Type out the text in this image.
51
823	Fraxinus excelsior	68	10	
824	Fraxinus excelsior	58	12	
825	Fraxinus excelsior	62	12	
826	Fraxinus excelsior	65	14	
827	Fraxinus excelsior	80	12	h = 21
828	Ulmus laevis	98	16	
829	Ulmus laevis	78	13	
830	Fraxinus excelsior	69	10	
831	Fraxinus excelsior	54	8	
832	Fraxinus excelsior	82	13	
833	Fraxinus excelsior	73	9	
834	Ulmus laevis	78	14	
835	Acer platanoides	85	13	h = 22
•••••
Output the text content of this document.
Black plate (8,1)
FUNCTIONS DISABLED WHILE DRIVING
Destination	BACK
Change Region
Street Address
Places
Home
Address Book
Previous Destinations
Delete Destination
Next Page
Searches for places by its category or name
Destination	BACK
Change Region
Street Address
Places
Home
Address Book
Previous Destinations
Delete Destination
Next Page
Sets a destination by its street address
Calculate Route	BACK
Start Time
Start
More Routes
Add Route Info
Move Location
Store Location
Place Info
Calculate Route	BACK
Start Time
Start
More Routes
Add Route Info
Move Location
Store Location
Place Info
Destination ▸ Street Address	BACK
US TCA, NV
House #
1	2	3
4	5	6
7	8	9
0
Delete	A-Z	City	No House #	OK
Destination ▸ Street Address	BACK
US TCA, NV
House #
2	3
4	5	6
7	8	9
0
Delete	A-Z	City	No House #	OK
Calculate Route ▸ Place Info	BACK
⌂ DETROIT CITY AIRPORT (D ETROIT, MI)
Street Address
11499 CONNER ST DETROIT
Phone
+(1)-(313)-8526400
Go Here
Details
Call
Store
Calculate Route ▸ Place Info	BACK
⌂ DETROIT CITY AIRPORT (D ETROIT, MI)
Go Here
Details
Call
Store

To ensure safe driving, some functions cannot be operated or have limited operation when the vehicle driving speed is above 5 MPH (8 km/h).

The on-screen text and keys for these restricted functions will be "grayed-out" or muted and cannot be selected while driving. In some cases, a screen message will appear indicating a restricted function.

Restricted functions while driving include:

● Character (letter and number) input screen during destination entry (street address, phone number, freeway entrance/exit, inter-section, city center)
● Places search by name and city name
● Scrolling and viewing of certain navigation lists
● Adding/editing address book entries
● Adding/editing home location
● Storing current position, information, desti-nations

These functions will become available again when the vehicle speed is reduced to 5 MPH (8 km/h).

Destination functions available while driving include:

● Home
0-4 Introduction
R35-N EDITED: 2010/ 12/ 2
•••••
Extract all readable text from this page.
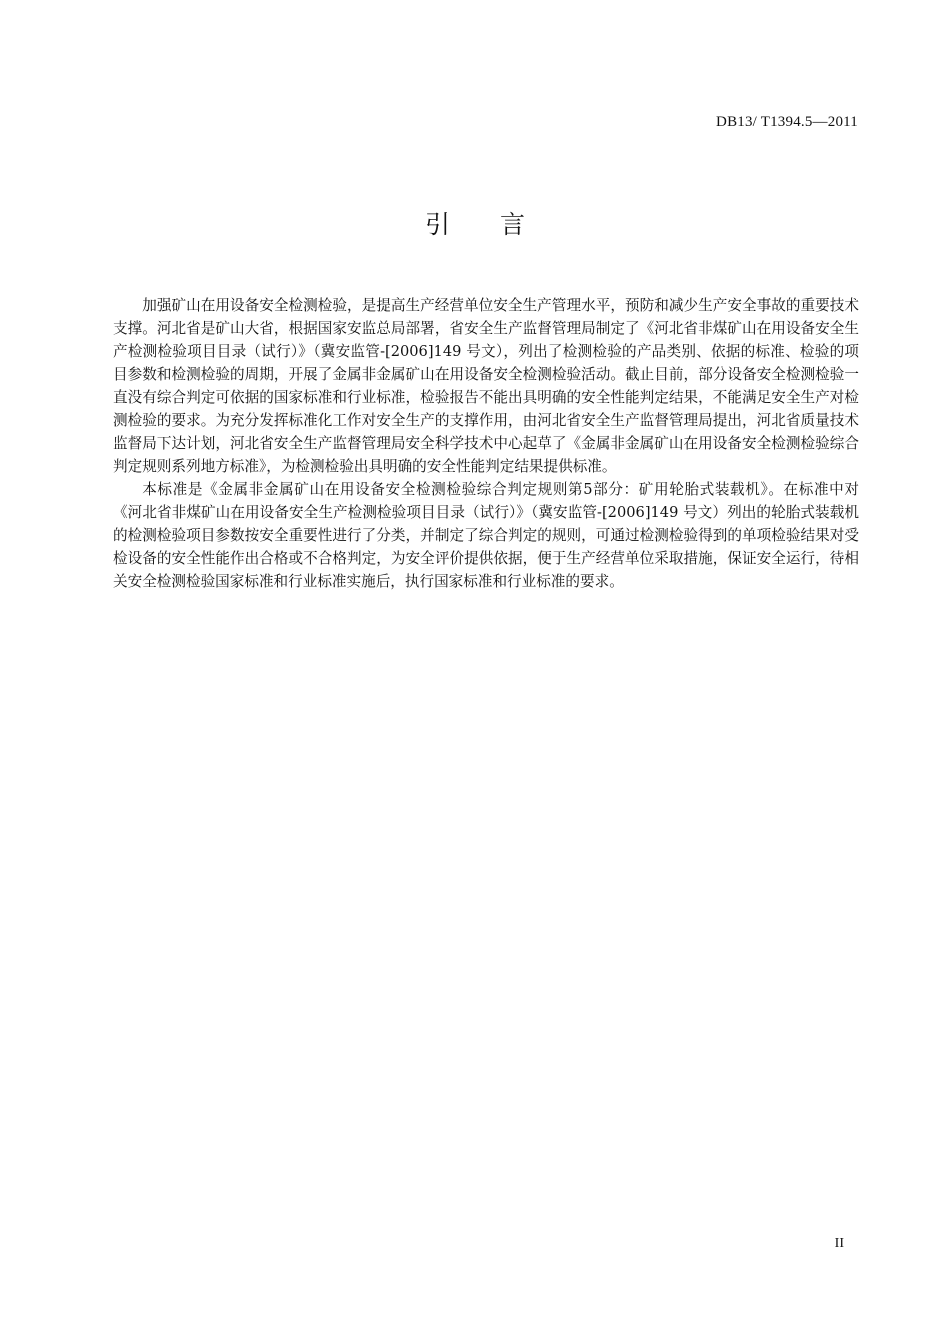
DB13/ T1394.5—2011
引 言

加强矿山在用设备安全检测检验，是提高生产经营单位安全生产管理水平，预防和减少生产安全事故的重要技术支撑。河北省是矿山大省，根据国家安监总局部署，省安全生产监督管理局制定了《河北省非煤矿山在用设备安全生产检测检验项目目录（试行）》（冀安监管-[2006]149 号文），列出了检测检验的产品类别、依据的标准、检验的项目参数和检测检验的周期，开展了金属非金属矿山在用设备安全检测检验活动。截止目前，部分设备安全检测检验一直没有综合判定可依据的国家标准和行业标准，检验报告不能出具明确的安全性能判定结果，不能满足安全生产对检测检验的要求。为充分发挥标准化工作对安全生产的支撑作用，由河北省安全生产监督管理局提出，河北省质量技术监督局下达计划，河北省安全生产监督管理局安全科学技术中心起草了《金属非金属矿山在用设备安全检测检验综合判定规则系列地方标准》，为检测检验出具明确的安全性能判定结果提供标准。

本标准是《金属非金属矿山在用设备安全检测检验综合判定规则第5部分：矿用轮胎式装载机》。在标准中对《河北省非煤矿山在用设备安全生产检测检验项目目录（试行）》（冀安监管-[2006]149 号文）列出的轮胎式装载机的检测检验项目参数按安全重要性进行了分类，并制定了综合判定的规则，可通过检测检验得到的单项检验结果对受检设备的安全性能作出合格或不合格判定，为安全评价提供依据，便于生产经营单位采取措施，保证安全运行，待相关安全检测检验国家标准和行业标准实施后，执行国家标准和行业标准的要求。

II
•••••
▸ **TASK BRIEF**
Return every line above that contains the word "some".

▸ **RESULT**
To ensure safe driving, some functions cannot be operated or have limited operation when the vehicle driving speed is above 5 MPH (8 km/h).
The on-screen text and keys for these restricted functions will be "grayed-out" or muted and cannot be selected while driving. In some cases, a screen message will appear indicating a restricted function.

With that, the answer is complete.